*Challenge*:
Start with the line containing "Read out every word on this page." and write out each line through the end of the listing, exactly as given.

☆ ☆ ☆

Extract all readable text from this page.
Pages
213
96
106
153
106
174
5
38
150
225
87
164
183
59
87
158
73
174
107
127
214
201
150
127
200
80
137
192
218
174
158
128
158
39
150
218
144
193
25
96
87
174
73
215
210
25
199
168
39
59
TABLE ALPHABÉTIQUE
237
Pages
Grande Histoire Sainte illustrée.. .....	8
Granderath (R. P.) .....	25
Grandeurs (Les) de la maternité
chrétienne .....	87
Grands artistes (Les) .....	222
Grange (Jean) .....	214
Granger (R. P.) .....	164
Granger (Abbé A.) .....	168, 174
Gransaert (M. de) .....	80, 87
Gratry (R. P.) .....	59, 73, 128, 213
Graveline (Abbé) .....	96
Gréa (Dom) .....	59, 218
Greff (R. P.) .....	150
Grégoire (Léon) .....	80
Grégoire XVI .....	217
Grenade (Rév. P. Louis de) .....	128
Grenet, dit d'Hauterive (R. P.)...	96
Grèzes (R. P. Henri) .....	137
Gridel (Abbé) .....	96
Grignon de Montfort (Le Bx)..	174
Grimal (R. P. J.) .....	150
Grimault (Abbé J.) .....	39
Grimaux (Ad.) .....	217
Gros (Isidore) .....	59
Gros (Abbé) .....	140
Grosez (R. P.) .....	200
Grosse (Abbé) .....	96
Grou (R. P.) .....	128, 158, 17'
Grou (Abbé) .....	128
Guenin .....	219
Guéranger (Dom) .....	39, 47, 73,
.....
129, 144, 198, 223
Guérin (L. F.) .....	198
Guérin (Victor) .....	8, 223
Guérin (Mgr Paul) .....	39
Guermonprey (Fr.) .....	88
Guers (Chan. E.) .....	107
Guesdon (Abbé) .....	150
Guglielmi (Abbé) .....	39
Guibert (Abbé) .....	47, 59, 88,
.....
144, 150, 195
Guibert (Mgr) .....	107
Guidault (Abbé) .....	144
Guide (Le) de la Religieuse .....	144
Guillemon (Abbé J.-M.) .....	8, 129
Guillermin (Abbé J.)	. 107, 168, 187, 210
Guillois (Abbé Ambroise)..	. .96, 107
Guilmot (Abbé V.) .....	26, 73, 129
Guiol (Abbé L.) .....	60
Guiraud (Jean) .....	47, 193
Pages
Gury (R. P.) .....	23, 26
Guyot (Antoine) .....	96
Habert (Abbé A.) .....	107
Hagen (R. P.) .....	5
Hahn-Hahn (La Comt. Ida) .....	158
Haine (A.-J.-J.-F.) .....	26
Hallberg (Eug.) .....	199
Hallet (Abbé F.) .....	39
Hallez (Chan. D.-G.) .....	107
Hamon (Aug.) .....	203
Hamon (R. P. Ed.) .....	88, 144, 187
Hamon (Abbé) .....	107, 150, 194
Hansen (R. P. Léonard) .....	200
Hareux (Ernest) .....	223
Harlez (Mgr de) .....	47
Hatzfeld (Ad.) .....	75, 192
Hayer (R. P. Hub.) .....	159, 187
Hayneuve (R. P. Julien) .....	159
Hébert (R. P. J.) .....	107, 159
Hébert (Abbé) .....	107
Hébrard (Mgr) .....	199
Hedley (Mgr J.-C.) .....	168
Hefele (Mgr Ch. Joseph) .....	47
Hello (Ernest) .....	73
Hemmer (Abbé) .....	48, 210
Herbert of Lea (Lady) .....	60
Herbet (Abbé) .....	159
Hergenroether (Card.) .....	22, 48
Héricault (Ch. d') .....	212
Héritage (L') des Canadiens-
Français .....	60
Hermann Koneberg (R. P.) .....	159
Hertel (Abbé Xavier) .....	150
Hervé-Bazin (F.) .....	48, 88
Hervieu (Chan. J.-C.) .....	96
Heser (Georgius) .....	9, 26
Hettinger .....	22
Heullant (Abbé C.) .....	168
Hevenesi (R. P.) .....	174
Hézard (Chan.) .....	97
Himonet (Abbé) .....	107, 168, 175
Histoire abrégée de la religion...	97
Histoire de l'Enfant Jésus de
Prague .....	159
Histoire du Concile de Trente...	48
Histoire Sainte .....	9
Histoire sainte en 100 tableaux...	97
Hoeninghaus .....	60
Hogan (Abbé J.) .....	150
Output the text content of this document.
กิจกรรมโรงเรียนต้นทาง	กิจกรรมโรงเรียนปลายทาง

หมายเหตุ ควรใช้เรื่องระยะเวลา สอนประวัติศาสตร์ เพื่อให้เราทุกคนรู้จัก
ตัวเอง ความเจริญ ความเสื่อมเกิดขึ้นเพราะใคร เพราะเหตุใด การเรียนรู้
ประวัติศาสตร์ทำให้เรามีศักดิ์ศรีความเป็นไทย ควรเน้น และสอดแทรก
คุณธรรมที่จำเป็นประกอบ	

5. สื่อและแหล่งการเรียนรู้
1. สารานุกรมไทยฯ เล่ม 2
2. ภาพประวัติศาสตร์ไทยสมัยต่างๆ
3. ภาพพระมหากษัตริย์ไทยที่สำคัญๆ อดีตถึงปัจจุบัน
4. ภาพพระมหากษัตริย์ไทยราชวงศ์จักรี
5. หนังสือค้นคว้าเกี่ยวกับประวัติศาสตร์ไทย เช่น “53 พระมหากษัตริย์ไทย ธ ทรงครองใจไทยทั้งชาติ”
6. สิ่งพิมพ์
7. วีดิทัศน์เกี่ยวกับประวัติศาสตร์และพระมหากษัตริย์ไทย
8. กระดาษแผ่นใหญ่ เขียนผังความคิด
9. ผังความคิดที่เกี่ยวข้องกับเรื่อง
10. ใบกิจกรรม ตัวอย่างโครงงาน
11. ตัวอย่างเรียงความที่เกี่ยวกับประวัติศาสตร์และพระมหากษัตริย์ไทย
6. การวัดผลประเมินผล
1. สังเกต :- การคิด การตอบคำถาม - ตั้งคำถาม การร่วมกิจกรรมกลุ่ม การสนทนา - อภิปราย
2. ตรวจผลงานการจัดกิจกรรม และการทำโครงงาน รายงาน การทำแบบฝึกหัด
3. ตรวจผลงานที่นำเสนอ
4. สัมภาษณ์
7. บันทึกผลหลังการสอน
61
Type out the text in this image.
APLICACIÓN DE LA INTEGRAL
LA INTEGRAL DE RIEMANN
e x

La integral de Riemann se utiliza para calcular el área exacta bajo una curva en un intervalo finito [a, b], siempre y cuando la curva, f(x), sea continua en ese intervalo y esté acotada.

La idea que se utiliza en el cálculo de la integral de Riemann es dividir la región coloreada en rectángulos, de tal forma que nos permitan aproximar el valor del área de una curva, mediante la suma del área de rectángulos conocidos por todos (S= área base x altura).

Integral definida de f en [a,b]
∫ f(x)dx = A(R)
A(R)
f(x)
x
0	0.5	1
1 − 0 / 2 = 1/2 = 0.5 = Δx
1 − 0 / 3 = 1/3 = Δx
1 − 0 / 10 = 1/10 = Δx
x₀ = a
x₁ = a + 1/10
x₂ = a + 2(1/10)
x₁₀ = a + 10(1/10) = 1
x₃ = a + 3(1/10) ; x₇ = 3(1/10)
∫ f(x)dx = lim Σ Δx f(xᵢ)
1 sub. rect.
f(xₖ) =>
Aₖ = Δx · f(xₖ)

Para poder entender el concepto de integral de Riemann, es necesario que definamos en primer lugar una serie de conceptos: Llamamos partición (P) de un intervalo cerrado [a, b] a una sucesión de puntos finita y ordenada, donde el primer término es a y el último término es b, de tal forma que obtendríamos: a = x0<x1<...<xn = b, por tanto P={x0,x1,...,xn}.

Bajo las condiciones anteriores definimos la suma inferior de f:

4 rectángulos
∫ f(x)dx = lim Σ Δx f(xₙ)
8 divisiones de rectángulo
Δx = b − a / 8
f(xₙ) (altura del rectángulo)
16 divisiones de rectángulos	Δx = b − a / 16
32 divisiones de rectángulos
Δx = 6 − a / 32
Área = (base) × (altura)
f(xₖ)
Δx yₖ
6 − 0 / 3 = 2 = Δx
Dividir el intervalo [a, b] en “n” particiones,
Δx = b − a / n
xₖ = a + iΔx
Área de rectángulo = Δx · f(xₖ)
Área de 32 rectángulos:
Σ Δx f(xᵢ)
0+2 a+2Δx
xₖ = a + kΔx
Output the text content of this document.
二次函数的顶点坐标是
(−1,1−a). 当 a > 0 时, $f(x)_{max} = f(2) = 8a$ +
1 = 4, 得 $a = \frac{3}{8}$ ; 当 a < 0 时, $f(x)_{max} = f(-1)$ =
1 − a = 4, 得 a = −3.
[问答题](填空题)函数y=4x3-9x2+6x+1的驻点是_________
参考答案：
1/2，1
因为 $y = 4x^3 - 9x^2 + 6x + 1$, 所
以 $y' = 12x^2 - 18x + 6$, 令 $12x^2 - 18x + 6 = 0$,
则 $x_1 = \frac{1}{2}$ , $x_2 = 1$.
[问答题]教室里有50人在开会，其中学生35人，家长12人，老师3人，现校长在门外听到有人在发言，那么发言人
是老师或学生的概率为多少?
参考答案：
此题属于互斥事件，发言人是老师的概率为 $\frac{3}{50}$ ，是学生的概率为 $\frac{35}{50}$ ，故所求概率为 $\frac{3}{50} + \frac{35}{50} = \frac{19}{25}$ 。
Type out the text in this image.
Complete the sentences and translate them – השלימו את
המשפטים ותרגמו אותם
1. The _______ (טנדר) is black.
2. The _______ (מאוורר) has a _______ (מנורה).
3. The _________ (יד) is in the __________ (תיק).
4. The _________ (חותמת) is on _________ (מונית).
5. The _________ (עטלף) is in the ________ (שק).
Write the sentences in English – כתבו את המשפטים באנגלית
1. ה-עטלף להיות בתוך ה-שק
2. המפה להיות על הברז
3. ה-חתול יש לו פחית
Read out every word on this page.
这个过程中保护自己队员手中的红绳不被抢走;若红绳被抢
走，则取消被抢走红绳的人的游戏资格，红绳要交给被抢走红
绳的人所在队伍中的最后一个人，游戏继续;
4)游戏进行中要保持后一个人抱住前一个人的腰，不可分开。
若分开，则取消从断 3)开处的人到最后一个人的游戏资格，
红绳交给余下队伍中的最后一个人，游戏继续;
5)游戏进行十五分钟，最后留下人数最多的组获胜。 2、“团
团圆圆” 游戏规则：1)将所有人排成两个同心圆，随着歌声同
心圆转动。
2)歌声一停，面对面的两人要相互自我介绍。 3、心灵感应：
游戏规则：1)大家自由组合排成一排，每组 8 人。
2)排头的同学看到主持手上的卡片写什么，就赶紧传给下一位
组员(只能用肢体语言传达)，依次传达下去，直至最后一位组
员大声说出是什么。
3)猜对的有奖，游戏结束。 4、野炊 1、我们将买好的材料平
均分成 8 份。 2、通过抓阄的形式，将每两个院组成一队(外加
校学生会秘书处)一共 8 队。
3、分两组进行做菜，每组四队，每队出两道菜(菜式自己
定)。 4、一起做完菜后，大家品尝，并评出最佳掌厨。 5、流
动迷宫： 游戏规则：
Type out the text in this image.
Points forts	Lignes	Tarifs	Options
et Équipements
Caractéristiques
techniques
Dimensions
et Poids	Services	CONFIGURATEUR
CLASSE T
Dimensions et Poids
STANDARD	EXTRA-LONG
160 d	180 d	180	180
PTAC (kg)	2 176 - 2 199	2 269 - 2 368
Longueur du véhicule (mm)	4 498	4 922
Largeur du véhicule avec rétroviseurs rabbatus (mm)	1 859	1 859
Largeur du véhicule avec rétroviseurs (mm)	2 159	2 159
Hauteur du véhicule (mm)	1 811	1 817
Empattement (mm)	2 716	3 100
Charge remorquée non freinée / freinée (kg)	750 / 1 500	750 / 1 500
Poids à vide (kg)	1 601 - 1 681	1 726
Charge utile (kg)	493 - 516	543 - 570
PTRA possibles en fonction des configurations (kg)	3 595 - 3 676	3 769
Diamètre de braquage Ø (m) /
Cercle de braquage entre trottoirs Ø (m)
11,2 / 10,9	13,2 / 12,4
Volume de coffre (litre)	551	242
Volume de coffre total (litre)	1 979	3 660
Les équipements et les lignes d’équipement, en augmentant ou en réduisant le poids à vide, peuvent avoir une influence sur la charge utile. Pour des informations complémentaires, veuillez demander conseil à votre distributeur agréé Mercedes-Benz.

☆ ☆ ☆

*Response for this exercise*:
Read out every word on this page.
这个过程中保护自己队员手中的红绳不被抢走;若红绳被抢
走，则取消被抢走红绳的人的游戏资格，红绳要交给被抢走红
绳的人所在队伍中的最后一个人，游戏继续;
4)游戏进行中要保持后一个人抱住前一个人的腰，不可分开。
若分开，则取消从断 3)开处的人到最后一个人的游戏资格，
红绳交给余下队伍中的最后一个人，游戏继续;
5)游戏进行十五分钟，最后留下人数最多的组获胜。 2、“团
团圆圆” 游戏规则：1)将所有人排成两个同心圆，随着歌声同
心圆转动。
2)歌声一停，面对面的两人要相互自我介绍。 3、心灵感应：
游戏规则：1)大家自由组合排成一排，每组 8 人。
2)排头的同学看到主持手上的卡片写什么，就赶紧传给下一位
组员(只能用肢体语言传达)，依次传达下去，直至最后一位组
员大声说出是什么。
3)猜对的有奖，游戏结束。 4、野炊 1、我们将买好的材料平
均分成 8 份。 2、通过抓阄的形式，将每两个院组成一队(外加
校学生会秘书处)一共 8 队。
3、分两组进行做菜，每组四队，每队出两道菜(菜式自己
定)。 4、一起做完菜后，大家品尝，并评出最佳掌厨。 5、流
动迷宫： 游戏规则：
Type out the text in this image.
Points forts	Lignes	Tarifs	Options
et Équipements
Caractéristiques
techniques
Dimensions
et Poids	Services	CONFIGURATEUR
CLASSE T
Dimensions et Poids
STANDARD	EXTRA-LONG
160 d	180 d	180	180
PTAC (kg)	2 176 - 2 199	2 269 - 2 368
Longueur du véhicule (mm)	4 498	4 922
Largeur du véhicule avec rétroviseurs rabbatus (mm)	1 859	1 859
Largeur du véhicule avec rétroviseurs (mm)	2 159	2 159
Hauteur du véhicule (mm)	1 811	1 817
Empattement (mm)	2 716	3 100
Charge remorquée non freinée / freinée (kg)	750 / 1 500	750 / 1 500
Poids à vide (kg)	1 601 - 1 681	1 726
Charge utile (kg)	493 - 516	543 - 570
PTRA possibles en fonction des configurations (kg)	3 595 - 3 676	3 769
Diamètre de braquage Ø (m) /
Cercle de braquage entre trottoirs Ø (m)
11,2 / 10,9	13,2 / 12,4
Volume de coffre (litre)	551	242
Volume de coffre total (litre)	1 979	3 660
Les équipements et les lignes d’équipement, en augmentant ou en réduisant le poids à vide, peuvent avoir une influence sur la charge utile. Pour des informations complémentaires, veuillez demander conseil à votre distributeur agréé Mercedes-Benz.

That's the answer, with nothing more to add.